The exercise
Work through the data below and give the number of lines holding "программы", nothing more.

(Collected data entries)
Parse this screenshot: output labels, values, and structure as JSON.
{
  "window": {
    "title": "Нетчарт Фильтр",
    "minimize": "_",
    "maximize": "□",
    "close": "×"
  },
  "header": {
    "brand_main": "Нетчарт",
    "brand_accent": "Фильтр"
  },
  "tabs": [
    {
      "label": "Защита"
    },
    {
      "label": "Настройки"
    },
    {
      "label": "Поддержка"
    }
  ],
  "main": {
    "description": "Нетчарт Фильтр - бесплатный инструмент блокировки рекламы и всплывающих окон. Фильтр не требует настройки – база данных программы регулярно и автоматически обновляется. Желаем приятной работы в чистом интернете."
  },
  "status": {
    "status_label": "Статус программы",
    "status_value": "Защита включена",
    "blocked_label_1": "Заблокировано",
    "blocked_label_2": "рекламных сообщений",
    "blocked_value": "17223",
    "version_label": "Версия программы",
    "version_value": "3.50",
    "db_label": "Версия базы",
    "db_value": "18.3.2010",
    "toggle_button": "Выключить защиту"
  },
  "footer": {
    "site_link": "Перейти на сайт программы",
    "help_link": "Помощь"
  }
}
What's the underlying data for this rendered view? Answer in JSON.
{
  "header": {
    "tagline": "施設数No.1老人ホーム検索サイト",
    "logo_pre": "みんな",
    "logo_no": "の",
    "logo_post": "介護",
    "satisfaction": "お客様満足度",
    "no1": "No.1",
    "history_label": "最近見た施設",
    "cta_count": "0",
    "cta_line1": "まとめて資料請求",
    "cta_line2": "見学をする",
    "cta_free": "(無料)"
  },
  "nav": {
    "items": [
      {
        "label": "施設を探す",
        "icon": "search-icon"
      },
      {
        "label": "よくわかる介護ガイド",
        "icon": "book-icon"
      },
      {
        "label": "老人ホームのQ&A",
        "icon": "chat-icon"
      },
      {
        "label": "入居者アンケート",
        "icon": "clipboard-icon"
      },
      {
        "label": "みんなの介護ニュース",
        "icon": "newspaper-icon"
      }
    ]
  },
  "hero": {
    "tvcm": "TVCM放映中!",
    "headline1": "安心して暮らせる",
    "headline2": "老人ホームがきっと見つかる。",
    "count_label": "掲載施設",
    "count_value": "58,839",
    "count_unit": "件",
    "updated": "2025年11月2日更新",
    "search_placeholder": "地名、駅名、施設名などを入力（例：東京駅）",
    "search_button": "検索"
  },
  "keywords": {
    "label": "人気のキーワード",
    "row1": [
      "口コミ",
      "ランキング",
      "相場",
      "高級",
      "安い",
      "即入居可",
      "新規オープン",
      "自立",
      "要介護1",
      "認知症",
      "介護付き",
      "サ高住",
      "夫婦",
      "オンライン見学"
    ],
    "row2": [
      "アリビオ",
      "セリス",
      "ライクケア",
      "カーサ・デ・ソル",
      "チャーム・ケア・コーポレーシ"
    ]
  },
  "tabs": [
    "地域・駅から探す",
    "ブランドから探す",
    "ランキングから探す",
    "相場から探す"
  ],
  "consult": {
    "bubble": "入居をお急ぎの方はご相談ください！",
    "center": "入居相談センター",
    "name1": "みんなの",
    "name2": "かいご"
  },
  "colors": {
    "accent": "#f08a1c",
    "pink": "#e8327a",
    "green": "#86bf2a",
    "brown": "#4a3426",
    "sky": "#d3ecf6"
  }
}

Correct output
4